- _Directions_:
[1] In the blog post on Class C fines and fees below, retype the part that opens with the words containing "As you pointed" and closes with "failed to pay.". Keep every word and punctuation mark unchanged.
[2] According to the blog post on Class C fines and fees below, which article of the Code of Criminal Procedure is the parallel statute covering district courts, statutory county courts, and constitutional county courts?

- _Reading passage_:
+ + + + + + +

Saturday, April 23, 2016

Wood weighs in on collections rules for Class C misdemeanors

For years, Ted Wood was the go-to expert on fines and fees at the Texas Office of Court Administration's General Counsel's office; he likely has forgotten more about the topic than most lawyers will ever know. Now he's an assistant public defender in Harris County. Grits asked Ted's opinion on the recent letter by Judge John Bull, highlighted in this post, and reforms being debated aimed at reducing burdens from Class C fines and fees on indigent defendants. He responded thusly:

From Ted Wood, Assistant Public Defender, Harris County
Here are my thoughts on: (1) Judge Bull’s letter; (2) the Buzzfeed article about Judge Bull’s letter; and (3) your analysis of the letter and the article in your Grits column of April 21, 2016.  You can consider this to be “on the record.”

FIRST, you have identified the main problem.  The main problem is Article 45.0491 of the Code of Criminal Procedure which reads as follows:
A municipal court, regardless of whether the court is a court of record, or a justice court may waive payment of a fine or costs imposed on a defendant who defaults in payment if the court determines that:
(1)    the defendant is indigent or was, at the time the offense was committed, a child as defined by Article 45.058(h); and
(2)    discharging the fines and costs under Article 45.049 [i.e., discharging the fines and costs by performing community service] or as otherwise authorized by this chapter would impose an undue hardship on the defendant.
There is a parallel statute that you did not mention.  The parallel statute is Article 43.091 of the Code of Criminal Procedure.  This statute deals with courts other than municipal courts and justice courts.  In other words, this statute deals with district courts, statutory county courts, and constitutional county courts.  The language of this statute is almost identical to Article 45.0491 discussed above.  Article 43.091 is set out below:
A court may waive payment of a fine or cost imposed on a defendant who defaults in payment if the court determines that:
(1)    the defendant is indigent or was, at the time the offense was committed, a child as defined by Article 45.058(h); and
(2)    each alternative method of discharging the fine or cost under Article 43.09 or 42.15 [discharging fine and costs through the performance of community service] would impose an undue hardship on the defendant.
As you pointed out in your analysis, “judges don’t have authority to declare them [defendants] indigent, according to that reading of the law.”  I might add this: “that reading of the law” is correct.  Judges may not waive court costs at sentencing.  Rather, judges may only waive court costs once a defendant has been ordered to pay court costs and then defaults on that obligation. Also, judges may not authorize a defendant (other than a child) to perform community service until a defendant has been ordered to pay court costs and has defaulted on that obligation.

I am in 100% agreement with your following statement:
The Legislature could help things a lot by deleting the four above italicized words [who defaults in payment] from the statute, clarifying that muni judges can waive fines and fees for indigence at sentencing and don’t have to wait until the indigent defendant has failed to pay.

+ + + + + + +

- _Supplied data_:

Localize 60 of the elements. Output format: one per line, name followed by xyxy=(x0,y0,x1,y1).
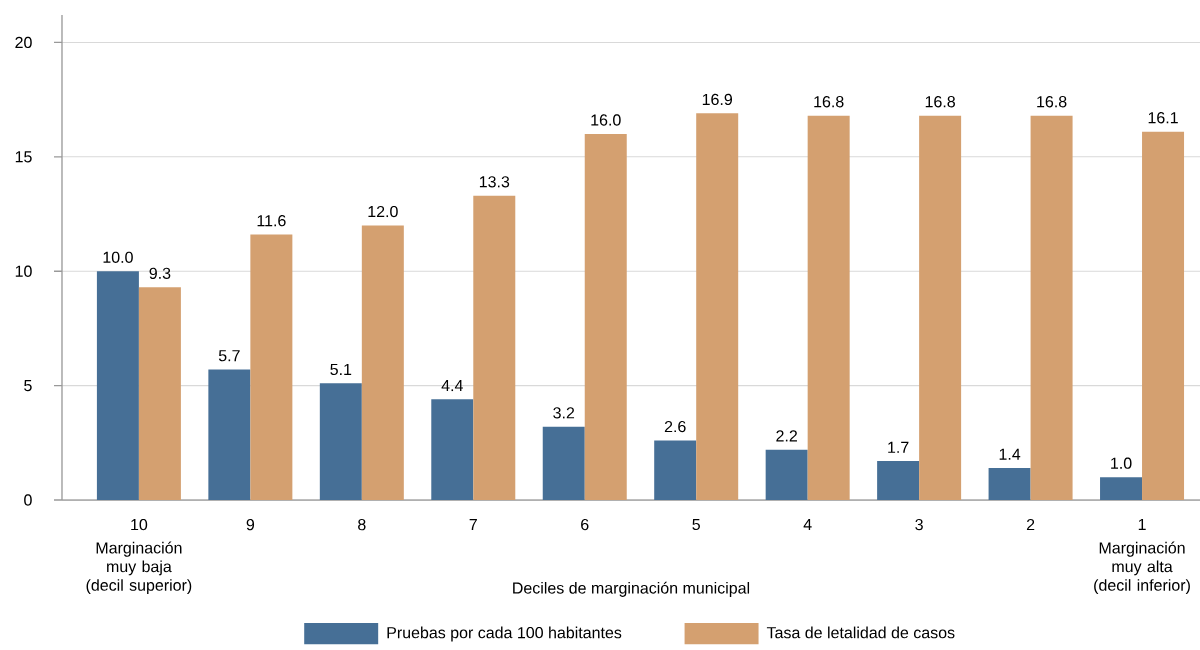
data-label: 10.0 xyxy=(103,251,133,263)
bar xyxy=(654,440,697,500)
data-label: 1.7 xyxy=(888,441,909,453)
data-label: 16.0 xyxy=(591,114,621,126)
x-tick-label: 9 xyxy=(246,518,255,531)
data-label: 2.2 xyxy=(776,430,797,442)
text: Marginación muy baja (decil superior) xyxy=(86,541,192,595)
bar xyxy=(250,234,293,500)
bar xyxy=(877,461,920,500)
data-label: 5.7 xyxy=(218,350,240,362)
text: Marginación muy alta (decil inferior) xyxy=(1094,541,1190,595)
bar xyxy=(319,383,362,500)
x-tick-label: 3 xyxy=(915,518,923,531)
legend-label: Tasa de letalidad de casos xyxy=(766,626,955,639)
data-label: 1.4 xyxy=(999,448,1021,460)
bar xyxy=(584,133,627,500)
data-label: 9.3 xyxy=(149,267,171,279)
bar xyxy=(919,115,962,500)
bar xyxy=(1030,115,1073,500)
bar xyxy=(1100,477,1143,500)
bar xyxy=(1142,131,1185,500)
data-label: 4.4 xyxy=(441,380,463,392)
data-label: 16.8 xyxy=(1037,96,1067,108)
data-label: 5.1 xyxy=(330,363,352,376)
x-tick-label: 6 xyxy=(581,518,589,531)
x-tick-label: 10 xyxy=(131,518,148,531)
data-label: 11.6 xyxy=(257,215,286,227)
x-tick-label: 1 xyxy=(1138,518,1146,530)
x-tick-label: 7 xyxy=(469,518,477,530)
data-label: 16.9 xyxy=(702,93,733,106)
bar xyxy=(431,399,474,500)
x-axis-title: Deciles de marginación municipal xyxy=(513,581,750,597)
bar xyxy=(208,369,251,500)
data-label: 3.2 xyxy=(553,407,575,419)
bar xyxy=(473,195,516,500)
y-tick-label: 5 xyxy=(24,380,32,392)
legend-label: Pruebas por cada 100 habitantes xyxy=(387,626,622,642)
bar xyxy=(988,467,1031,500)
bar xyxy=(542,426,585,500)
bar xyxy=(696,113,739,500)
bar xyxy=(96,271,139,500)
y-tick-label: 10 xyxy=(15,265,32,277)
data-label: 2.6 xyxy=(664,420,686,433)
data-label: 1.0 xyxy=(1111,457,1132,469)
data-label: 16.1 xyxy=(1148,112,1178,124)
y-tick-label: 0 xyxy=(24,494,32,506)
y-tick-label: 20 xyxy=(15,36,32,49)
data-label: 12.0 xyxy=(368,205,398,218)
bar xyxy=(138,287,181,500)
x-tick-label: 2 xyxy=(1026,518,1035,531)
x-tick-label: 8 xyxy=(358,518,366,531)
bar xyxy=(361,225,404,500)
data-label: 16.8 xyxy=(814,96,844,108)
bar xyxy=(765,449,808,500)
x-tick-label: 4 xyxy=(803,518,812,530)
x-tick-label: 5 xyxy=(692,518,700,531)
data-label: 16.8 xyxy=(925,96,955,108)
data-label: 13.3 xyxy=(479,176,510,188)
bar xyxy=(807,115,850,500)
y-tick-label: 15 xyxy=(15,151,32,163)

+ + + + + + +

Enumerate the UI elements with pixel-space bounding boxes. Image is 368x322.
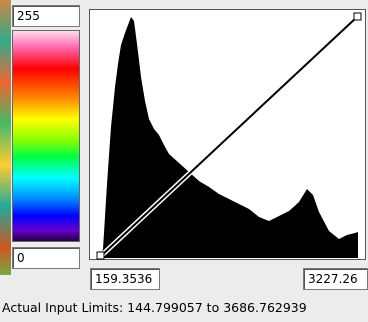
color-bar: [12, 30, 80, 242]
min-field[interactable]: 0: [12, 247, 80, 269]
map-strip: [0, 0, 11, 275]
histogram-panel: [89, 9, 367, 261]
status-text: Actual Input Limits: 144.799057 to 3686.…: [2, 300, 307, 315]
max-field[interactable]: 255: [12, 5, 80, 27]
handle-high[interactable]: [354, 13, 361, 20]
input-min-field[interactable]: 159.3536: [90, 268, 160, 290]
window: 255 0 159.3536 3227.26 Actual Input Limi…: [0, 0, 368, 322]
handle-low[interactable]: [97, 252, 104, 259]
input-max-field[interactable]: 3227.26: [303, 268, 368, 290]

+ + + + + + +

- _Responses to the tasks_:
[1]
As you pointed out in your analysis, “judges don’t have authority to declare them [defendants] indigent, according to that reading of the law.”  I might add this: “that reading of the law” is correct.  Judges may not waive court costs at sentencing.  Rather, judges may only waive court costs once a defendant has been ordered to pay court costs and then defaults on that obligation. Also, judges may not authorize a defendant (other than a child) to perform community service until a defendant has been ordered to pay court costs and has defaulted on that obligation.

I am in 100% agreement with your following statement:
The Legislature could help things a lot by deleting the four above italicized words [who defaults in payment] from the statute, clarifying that muni judges can waive fines and fees for indigence at sentencing and don’t have to wait until the indigent defendant has failed to pay.

[2] Article 43.091